● Goal
Restate, word for word, all of the material shown below.
— Start —
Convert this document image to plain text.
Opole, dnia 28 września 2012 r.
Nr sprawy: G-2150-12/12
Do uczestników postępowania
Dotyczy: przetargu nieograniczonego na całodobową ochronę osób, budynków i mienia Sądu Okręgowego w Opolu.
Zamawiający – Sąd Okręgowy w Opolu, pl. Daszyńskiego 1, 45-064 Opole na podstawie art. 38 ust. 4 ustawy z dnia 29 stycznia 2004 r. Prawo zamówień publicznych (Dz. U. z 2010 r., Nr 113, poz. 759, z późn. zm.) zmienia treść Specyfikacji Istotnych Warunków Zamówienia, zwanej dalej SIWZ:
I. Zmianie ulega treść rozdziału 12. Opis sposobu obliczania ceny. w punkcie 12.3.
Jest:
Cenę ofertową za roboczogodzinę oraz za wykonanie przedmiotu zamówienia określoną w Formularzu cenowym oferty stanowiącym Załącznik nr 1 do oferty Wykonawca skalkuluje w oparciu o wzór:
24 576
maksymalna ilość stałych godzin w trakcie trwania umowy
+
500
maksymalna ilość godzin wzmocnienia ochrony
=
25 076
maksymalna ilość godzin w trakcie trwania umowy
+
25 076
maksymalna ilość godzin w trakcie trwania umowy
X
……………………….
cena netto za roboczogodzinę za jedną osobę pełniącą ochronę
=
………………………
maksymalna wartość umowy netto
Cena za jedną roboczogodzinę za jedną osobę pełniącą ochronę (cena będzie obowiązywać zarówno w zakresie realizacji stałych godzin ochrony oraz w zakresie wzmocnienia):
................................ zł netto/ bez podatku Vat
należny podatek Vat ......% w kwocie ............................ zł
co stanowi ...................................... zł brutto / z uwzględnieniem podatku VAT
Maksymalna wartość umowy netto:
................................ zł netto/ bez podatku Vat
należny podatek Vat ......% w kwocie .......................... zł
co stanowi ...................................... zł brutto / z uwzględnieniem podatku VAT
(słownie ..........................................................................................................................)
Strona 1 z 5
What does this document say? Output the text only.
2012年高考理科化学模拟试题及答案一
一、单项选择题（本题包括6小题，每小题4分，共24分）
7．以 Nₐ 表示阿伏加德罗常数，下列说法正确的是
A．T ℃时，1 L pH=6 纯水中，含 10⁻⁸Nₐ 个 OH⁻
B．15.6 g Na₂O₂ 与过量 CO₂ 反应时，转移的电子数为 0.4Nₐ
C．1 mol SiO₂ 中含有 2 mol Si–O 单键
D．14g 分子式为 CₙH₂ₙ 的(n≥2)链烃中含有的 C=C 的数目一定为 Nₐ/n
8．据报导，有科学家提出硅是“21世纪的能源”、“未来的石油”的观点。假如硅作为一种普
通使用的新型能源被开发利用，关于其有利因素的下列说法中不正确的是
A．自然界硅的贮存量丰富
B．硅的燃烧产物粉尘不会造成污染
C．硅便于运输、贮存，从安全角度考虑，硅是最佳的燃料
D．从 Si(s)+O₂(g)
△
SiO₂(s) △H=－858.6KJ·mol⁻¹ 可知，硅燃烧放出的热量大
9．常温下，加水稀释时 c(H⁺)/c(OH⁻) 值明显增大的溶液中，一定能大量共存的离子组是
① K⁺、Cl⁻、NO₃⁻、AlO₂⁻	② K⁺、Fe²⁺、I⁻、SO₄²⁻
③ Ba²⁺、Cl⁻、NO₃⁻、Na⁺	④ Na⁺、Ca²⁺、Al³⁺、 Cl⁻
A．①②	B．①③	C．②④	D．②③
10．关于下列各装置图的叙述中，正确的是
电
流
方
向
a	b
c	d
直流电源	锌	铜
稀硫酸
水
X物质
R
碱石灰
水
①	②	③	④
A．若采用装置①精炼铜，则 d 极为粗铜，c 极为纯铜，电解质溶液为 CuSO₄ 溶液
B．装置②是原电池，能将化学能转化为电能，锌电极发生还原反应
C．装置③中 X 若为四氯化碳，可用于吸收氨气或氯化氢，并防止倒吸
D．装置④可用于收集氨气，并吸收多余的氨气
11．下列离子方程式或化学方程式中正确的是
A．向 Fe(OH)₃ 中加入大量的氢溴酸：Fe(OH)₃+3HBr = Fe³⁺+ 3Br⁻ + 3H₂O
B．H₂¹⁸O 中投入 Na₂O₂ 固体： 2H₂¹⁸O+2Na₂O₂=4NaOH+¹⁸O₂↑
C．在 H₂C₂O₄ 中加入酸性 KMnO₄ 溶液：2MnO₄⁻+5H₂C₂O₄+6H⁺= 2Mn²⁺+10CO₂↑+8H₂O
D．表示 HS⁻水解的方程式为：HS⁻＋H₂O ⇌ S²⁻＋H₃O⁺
— End —
● Result of the exercise
Convert this document image to plain text.
Opole, dnia 28 września 2012 r.
Nr sprawy: G-2150-12/12
Do uczestników postępowania
Dotyczy: przetargu nieograniczonego na całodobową ochronę osób, budynków i mienia Sądu Okręgowego w Opolu.
Zamawiający – Sąd Okręgowy w Opolu, pl. Daszyńskiego 1, 45-064 Opole na podstawie art. 38 ust. 4 ustawy z dnia 29 stycznia 2004 r. Prawo zamówień publicznych (Dz. U. z 2010 r., Nr 113, poz. 759, z późn. zm.) zmienia treść Specyfikacji Istotnych Warunków Zamówienia, zwanej dalej SIWZ:
I. Zmianie ulega treść rozdziału 12. Opis sposobu obliczania ceny. w punkcie 12.3.
Jest:
Cenę ofertową za roboczogodzinę oraz za wykonanie przedmiotu zamówienia określoną w Formularzu cenowym oferty stanowiącym Załącznik nr 1 do oferty Wykonawca skalkuluje w oparciu o wzór:
24 576
maksymalna ilość stałych godzin w trakcie trwania umowy
+
500
maksymalna ilość godzin wzmocnienia ochrony
=
25 076
maksymalna ilość godzin w trakcie trwania umowy
+
25 076
maksymalna ilość godzin w trakcie trwania umowy
X
……………………….
cena netto za roboczogodzinę za jedną osobę pełniącą ochronę
=
………………………
maksymalna wartość umowy netto
Cena za jedną roboczogodzinę za jedną osobę pełniącą ochronę (cena będzie obowiązywać zarówno w zakresie realizacji stałych godzin ochrony oraz w zakresie wzmocnienia):
................................ zł netto/ bez podatku Vat
należny podatek Vat ......% w kwocie ............................ zł
co stanowi ...................................... zł brutto / z uwzględnieniem podatku VAT
Maksymalna wartość umowy netto:
................................ zł netto/ bez podatku Vat
należny podatek Vat ......% w kwocie .......................... zł
co stanowi ...................................... zł brutto / z uwzględnieniem podatku VAT
(słownie ..........................................................................................................................)
Strona 1 z 5
What does this document say? Output the text only.
2012年高考理科化学模拟试题及答案一
一、单项选择题（本题包括6小题，每小题4分，共24分）
7．以 Nₐ 表示阿伏加德罗常数，下列说法正确的是
A．T ℃时，1 L pH=6 纯水中，含 10⁻⁸Nₐ 个 OH⁻
B．15.6 g Na₂O₂ 与过量 CO₂ 反应时，转移的电子数为 0.4Nₐ
C．1 mol SiO₂ 中含有 2 mol Si–O 单键
D．14g 分子式为 CₙH₂ₙ 的(n≥2)链烃中含有的 C=C 的数目一定为 Nₐ/n
8．据报导，有科学家提出硅是“21世纪的能源”、“未来的石油”的观点。假如硅作为一种普
通使用的新型能源被开发利用，关于其有利因素的下列说法中不正确的是
A．自然界硅的贮存量丰富
B．硅的燃烧产物粉尘不会造成污染
C．硅便于运输、贮存，从安全角度考虑，硅是最佳的燃料
D．从 Si(s)+O₂(g)
△
SiO₂(s) △H=－858.6KJ·mol⁻¹ 可知，硅燃烧放出的热量大
9．常温下，加水稀释时 c(H⁺)/c(OH⁻) 值明显增大的溶液中，一定能大量共存的离子组是
① K⁺、Cl⁻、NO₃⁻、AlO₂⁻	② K⁺、Fe²⁺、I⁻、SO₄²⁻
③ Ba²⁺、Cl⁻、NO₃⁻、Na⁺	④ Na⁺、Ca²⁺、Al³⁺、 Cl⁻
A．①②	B．①③	C．②④	D．②③
10．关于下列各装置图的叙述中，正确的是
电
流
方
向
a	b
c	d
直流电源	锌	铜
稀硫酸
水
X物质
R
碱石灰
水
①	②	③	④
A．若采用装置①精炼铜，则 d 极为粗铜，c 极为纯铜，电解质溶液为 CuSO₄ 溶液
B．装置②是原电池，能将化学能转化为电能，锌电极发生还原反应
C．装置③中 X 若为四氯化碳，可用于吸收氨气或氯化氢，并防止倒吸
D．装置④可用于收集氨气，并吸收多余的氨气
11．下列离子方程式或化学方程式中正确的是
A．向 Fe(OH)₃ 中加入大量的氢溴酸：Fe(OH)₃+3HBr = Fe³⁺+ 3Br⁻ + 3H₂O
B．H₂¹⁸O 中投入 Na₂O₂ 固体： 2H₂¹⁸O+2Na₂O₂=4NaOH+¹⁸O₂↑
C．在 H₂C₂O₄ 中加入酸性 KMnO₄ 溶液：2MnO₄⁻+5H₂C₂O₄+6H⁺= 2Mn²⁺+10CO₂↑+8H₂O
D．表示 HS⁻水解的方程式为：HS⁻＋H₂O ⇌ S²⁻＋H₃O⁺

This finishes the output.